• **WHAT IS NEEDED**
Check every line in the records below for the word "Beneficiário" and report how many have it, nothing more.

··· DATASET ROWS

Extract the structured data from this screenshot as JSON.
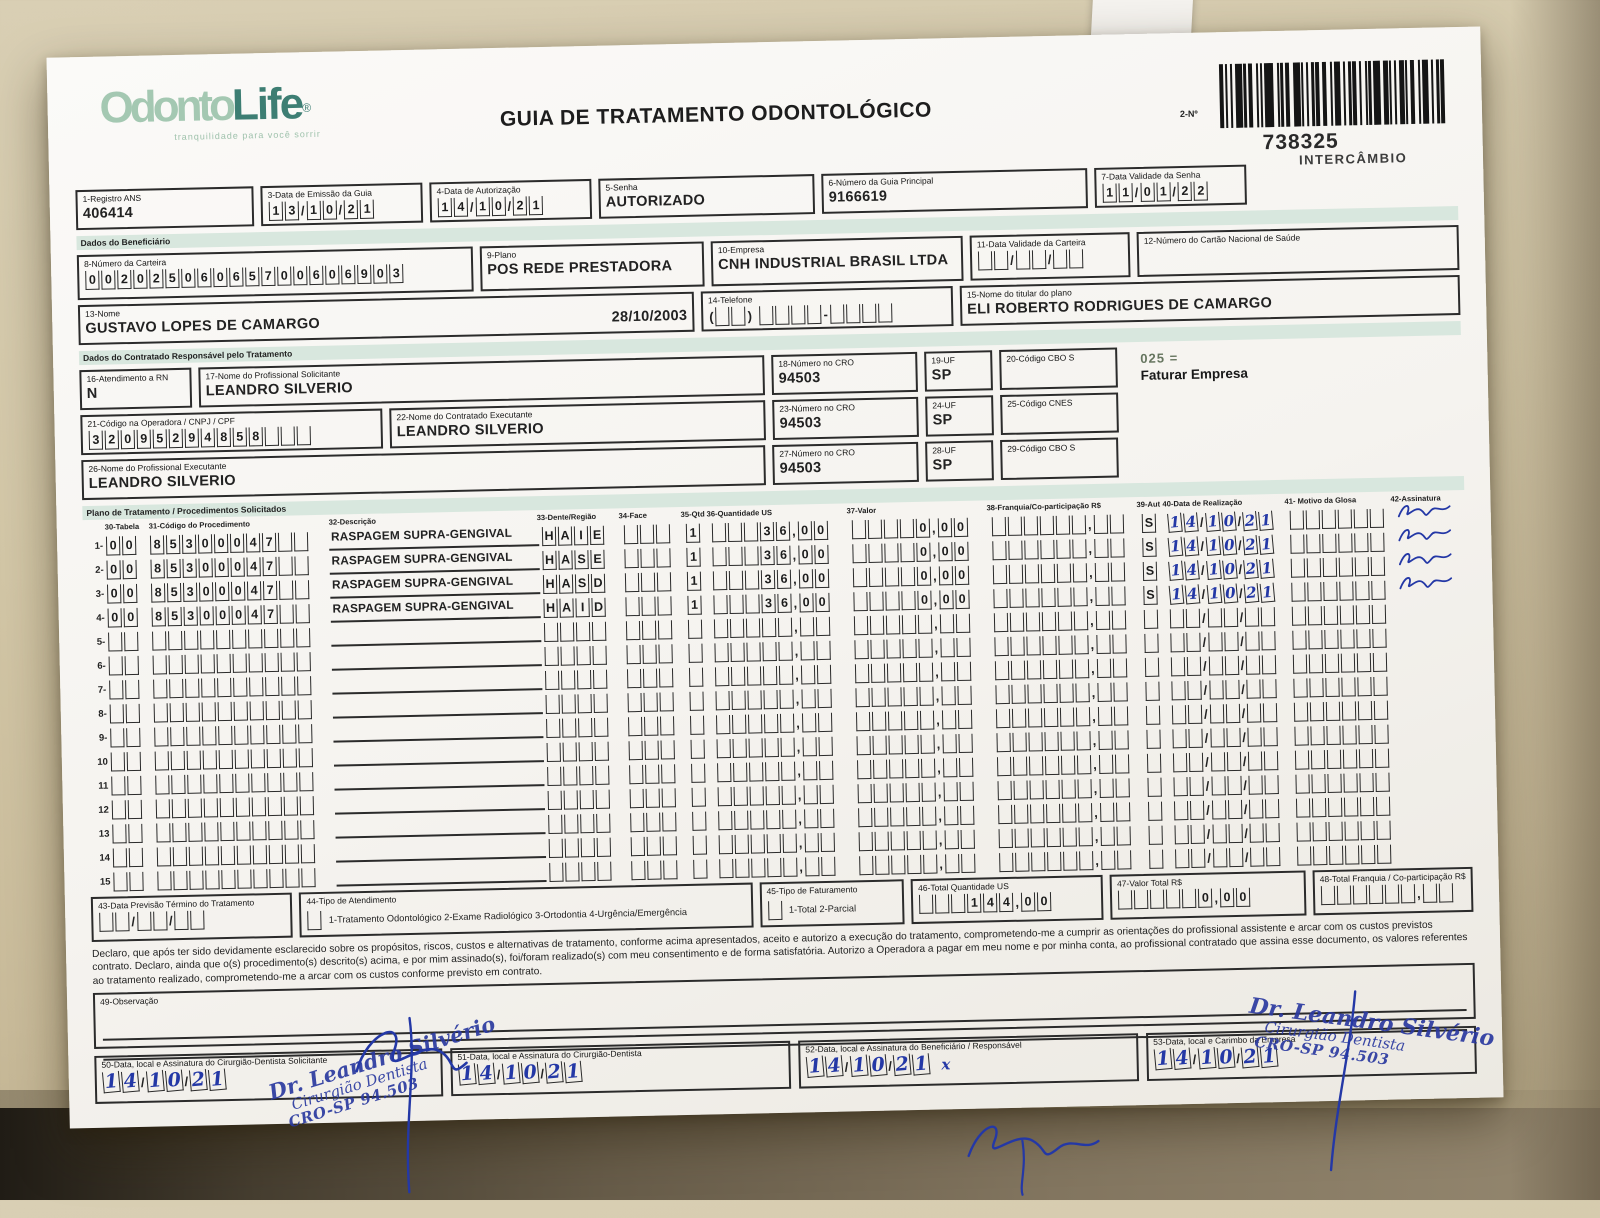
{
  "colors": {
    "logo_green": "#a4c8b2",
    "logo_teal": "#3d7e73",
    "band_mint": "#d8e7de",
    "pen_blue": "#2438a6",
    "ink": "#2b2b2b"
  },
  "brand": {
    "part1": "Odonto",
    "part2": "Life",
    "reg": "®",
    "tagline": "tranquilidade para você sorrir"
  },
  "header": {
    "title": "GUIA DE TRATAMENTO ODONTOLÓGICO",
    "barcode_label": "2-Nº",
    "number": "738325",
    "number_sub": "INTERCÂMBIO"
  },
  "top_fields": {
    "registro_ans": {
      "label": "1-Registro ANS",
      "value": "406414"
    },
    "data_emissao": {
      "label": "3-Data de Emissão da Guia",
      "value": "13/10/21"
    },
    "data_autorizacao": {
      "label": "4-Data de Autorização",
      "value": "14/10/21"
    },
    "senha": {
      "label": "5-Senha",
      "value": "AUTORIZADO"
    },
    "guia_principal": {
      "label": "6-Número da Guia Principal",
      "value": "9166619"
    },
    "validade_senha": {
      "label": "7-Data Validade da Senha",
      "value": "11/01/22"
    }
  },
  "sections": {
    "beneficiario": "Dados do Beneficiário",
    "contratado": "Dados do Contratado Responsável pelo Tratamento",
    "plano": "Plano de Tratamento / Procedimentos Solicitados"
  },
  "beneficiario": {
    "carteira": {
      "label": "8-Número da Carteira",
      "value": "00202506065700606903"
    },
    "plano": {
      "label": "9-Plano",
      "value": "POS REDE PRESTADORA"
    },
    "empresa": {
      "label": "10-Empresa",
      "value": "CNH INDUSTRIAL BRASIL LTDA"
    },
    "validade_carteira": {
      "label": "11-Data Validade da Carteira",
      "value": "__/__/__"
    },
    "cartao_nacional": {
      "label": "12-Número do Cartão Nacional de Saúde",
      "value": ""
    },
    "nome": {
      "label": "13-Nome",
      "value": "GUSTAVO LOPES DE CAMARGO",
      "nascimento": "28/10/2003"
    },
    "telefone": {
      "label": "14-Telefone",
      "value": "(__) ____-____"
    },
    "titular": {
      "label": "15-Nome do titular do plano",
      "value": "ELI ROBERTO RODRIGUES DE CAMARGO"
    }
  },
  "contratado": {
    "atendimento_rn": {
      "label": "16-Atendimento a RN",
      "value": "N"
    },
    "prof_solicitante": {
      "label": "17-Nome do Profissional Solicitante",
      "value": "LEANDRO SILVERIO"
    },
    "cro18": {
      "label": "18-Número no CRO",
      "value": "94503"
    },
    "uf19": {
      "label": "19-UF",
      "value": "SP"
    },
    "cbo20": {
      "label": "20-Código CBO S",
      "value": ""
    },
    "nota_faturamento": {
      "codigo": "025 =",
      "texto": "Faturar Empresa"
    },
    "codigo_operadora": {
      "label": "21-Código na Operadora / CNPJ / CPF",
      "value": "32095294858___"
    },
    "contratado_executante": {
      "label": "22-Nome do Contratado Executante",
      "value": "LEANDRO SILVERIO"
    },
    "cro23": {
      "label": "23-Número no CRO",
      "value": "94503"
    },
    "uf24": {
      "label": "24-UF",
      "value": "SP"
    },
    "cnes25": {
      "label": "25-Código CNES",
      "value": ""
    },
    "prof_executante": {
      "label": "26-Nome do Profissional Executante",
      "value": "LEANDRO SILVERIO"
    },
    "cro27": {
      "label": "27-Número no CRO",
      "value": "94503"
    },
    "uf28": {
      "label": "28-UF",
      "value": "SP"
    },
    "cbo29": {
      "label": "29-Código CBO S",
      "value": ""
    }
  },
  "plan": {
    "headers": [
      "30-Tabela",
      "31-Código do Procedimento",
      "32-Descrição",
      "33-Dente/Região",
      "34-Face",
      "35-Qtd",
      "36-Quantidade US",
      "37-Valor",
      "38-Franquia/Co-participação R$",
      "39-Aut",
      "40-Data de Realização",
      "41- Motivo da Glosa",
      "42-Assinatura"
    ],
    "rows": [
      {
        "n": "1-",
        "tab": "00",
        "cod": "85300047__",
        "desc": "RASPAGEM SUPRA-GENGIVAL",
        "dente": "HAIE",
        "face": "___",
        "qtd": "1",
        "qus": "___36,00",
        "val": "____0,00",
        "fra": "______,__",
        "aut": "S",
        "dt": "14/10/21",
        "glo": "______",
        "signed": true
      },
      {
        "n": "2-",
        "tab": "00",
        "cod": "85300047__",
        "desc": "RASPAGEM SUPRA-GENGIVAL",
        "dente": "HASE",
        "face": "___",
        "qtd": "1",
        "qus": "___36,00",
        "val": "____0,00",
        "fra": "______,__",
        "aut": "S",
        "dt": "14/10/21",
        "glo": "______",
        "signed": true
      },
      {
        "n": "3-",
        "tab": "00",
        "cod": "85300047__",
        "desc": "RASPAGEM SUPRA-GENGIVAL",
        "dente": "HASD",
        "face": "___",
        "qtd": "1",
        "qus": "___36,00",
        "val": "____0,00",
        "fra": "______,__",
        "aut": "S",
        "dt": "14/10/21",
        "glo": "______",
        "signed": true
      },
      {
        "n": "4-",
        "tab": "00",
        "cod": "85300047__",
        "desc": "RASPAGEM SUPRA-GENGIVAL",
        "dente": "HAID",
        "face": "___",
        "qtd": "1",
        "qus": "___36,00",
        "val": "____0,00",
        "fra": "______,__",
        "aut": "S",
        "dt": "14/10/21",
        "glo": "______",
        "signed": true
      },
      {
        "n": "5-",
        "tab": "__",
        "cod": "__________",
        "desc": "",
        "dente": "____",
        "face": "___",
        "qtd": "_",
        "qus": "_____,__",
        "val": "_____,__",
        "fra": "______,__",
        "aut": "_",
        "dt": "__/__/__",
        "glo": "______",
        "signed": false
      },
      {
        "n": "6-",
        "tab": "__",
        "cod": "__________",
        "desc": "",
        "dente": "____",
        "face": "___",
        "qtd": "_",
        "qus": "_____,__",
        "val": "_____,__",
        "fra": "______,__",
        "aut": "_",
        "dt": "__/__/__",
        "glo": "______",
        "signed": false
      },
      {
        "n": "7-",
        "tab": "__",
        "cod": "__________",
        "desc": "",
        "dente": "____",
        "face": "___",
        "qtd": "_",
        "qus": "_____,__",
        "val": "_____,__",
        "fra": "______,__",
        "aut": "_",
        "dt": "__/__/__",
        "glo": "______",
        "signed": false
      },
      {
        "n": "8-",
        "tab": "__",
        "cod": "__________",
        "desc": "",
        "dente": "____",
        "face": "___",
        "qtd": "_",
        "qus": "_____,__",
        "val": "_____,__",
        "fra": "______,__",
        "aut": "_",
        "dt": "__/__/__",
        "glo": "______",
        "signed": false
      },
      {
        "n": "9-",
        "tab": "__",
        "cod": "__________",
        "desc": "",
        "dente": "____",
        "face": "___",
        "qtd": "_",
        "qus": "_____,__",
        "val": "_____,__",
        "fra": "______,__",
        "aut": "_",
        "dt": "__/__/__",
        "glo": "______",
        "signed": false
      },
      {
        "n": "10",
        "tab": "__",
        "cod": "__________",
        "desc": "",
        "dente": "____",
        "face": "___",
        "qtd": "_",
        "qus": "_____,__",
        "val": "_____,__",
        "fra": "______,__",
        "aut": "_",
        "dt": "__/__/__",
        "glo": "______",
        "signed": false
      },
      {
        "n": "11",
        "tab": "__",
        "cod": "__________",
        "desc": "",
        "dente": "____",
        "face": "___",
        "qtd": "_",
        "qus": "_____,__",
        "val": "_____,__",
        "fra": "______,__",
        "aut": "_",
        "dt": "__/__/__",
        "glo": "______",
        "signed": false
      },
      {
        "n": "12",
        "tab": "__",
        "cod": "__________",
        "desc": "",
        "dente": "____",
        "face": "___",
        "qtd": "_",
        "qus": "_____,__",
        "val": "_____,__",
        "fra": "______,__",
        "aut": "_",
        "dt": "__/__/__",
        "glo": "______",
        "signed": false
      },
      {
        "n": "13",
        "tab": "__",
        "cod": "__________",
        "desc": "",
        "dente": "____",
        "face": "___",
        "qtd": "_",
        "qus": "_____,__",
        "val": "_____,__",
        "fra": "______,__",
        "aut": "_",
        "dt": "__/__/__",
        "glo": "______",
        "signed": false
      },
      {
        "n": "14",
        "tab": "__",
        "cod": "__________",
        "desc": "",
        "dente": "____",
        "face": "___",
        "qtd": "_",
        "qus": "_____,__",
        "val": "_____,__",
        "fra": "______,__",
        "aut": "_",
        "dt": "__/__/__",
        "glo": "______",
        "signed": false
      },
      {
        "n": "15",
        "tab": "__",
        "cod": "__________",
        "desc": "",
        "dente": "____",
        "face": "___",
        "qtd": "_",
        "qus": "_____,__",
        "val": "_____,__",
        "fra": "______,__",
        "aut": "_",
        "dt": "__/__/__",
        "glo": "______",
        "signed": false
      }
    ]
  },
  "totals": {
    "termino": {
      "label": "43-Data Previsão Término do Tratamento",
      "value": "__/__/__"
    },
    "tipo_atendimento": {
      "label": "44-Tipo de Atendimento",
      "checkbox": "_",
      "options": "1-Tratamento Odontológico  2-Exame Radiológico  3-Ortodontia  4-Urgência/Emergência"
    },
    "tipo_faturamento": {
      "label": "45-Tipo de Faturamento",
      "checkbox": "_",
      "options": "1-Total  2-Parcial"
    },
    "total_us": {
      "label": "46-Total Quantidade US",
      "value": "___144,00"
    },
    "valor_total": {
      "label": "47-Valor Total R$",
      "value": "_____0,00"
    },
    "total_franquia": {
      "label": "48-Total Franquia / Co-participação R$",
      "value": "______,__"
    }
  },
  "declaration": "Declaro, que após ter sido devidamente esclarecido sobre os propósitos, riscos, custos e alternativas de tratamento, conforme acima apresentados, aceito e autorizo a execução do tratamento, comprometendo-me a cumprir as orientações do profissional assistente e arcar com os custos previstos contrato. Declaro, ainda que o(s) procedimento(s) descrito(s) acima, e por mim assinado(s), foi/foram realizado(s) com meu consentimento e de forma satisfatória. Autorizo a Operadora a pagar em meu nome e por minha conta, ao profissional contratado que assina esse documento, os valores referentes ao tratamento realizado, comprometendo-me a arcar com os custos conforme previsto em contrato.",
  "observacao": {
    "label": "49-Observação"
  },
  "stamp": {
    "line1": "Dr. Leandro Silvério",
    "line2": "Cirurgião Dentista",
    "line3": "CRO-SP 94.503"
  },
  "footer": [
    {
      "label": "50-Data, local e Assinatura do Cirurgião-Dentista Solicitante",
      "date": "14/10/21",
      "mark": ""
    },
    {
      "label": "51-Data, local e Assinatura do Cirurgião-Dentista",
      "date": "14/10/21",
      "mark": ""
    },
    {
      "label": "52-Data, local e Assinatura do Beneficiário / Responsável",
      "date": "14/10/21",
      "mark": "x"
    },
    {
      "label": "53-Data, local e Carimbo da Empresa",
      "date": "14/10/21",
      "mark": ""
    }
  ]
}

······

• **SOLVED EXERCISE**
2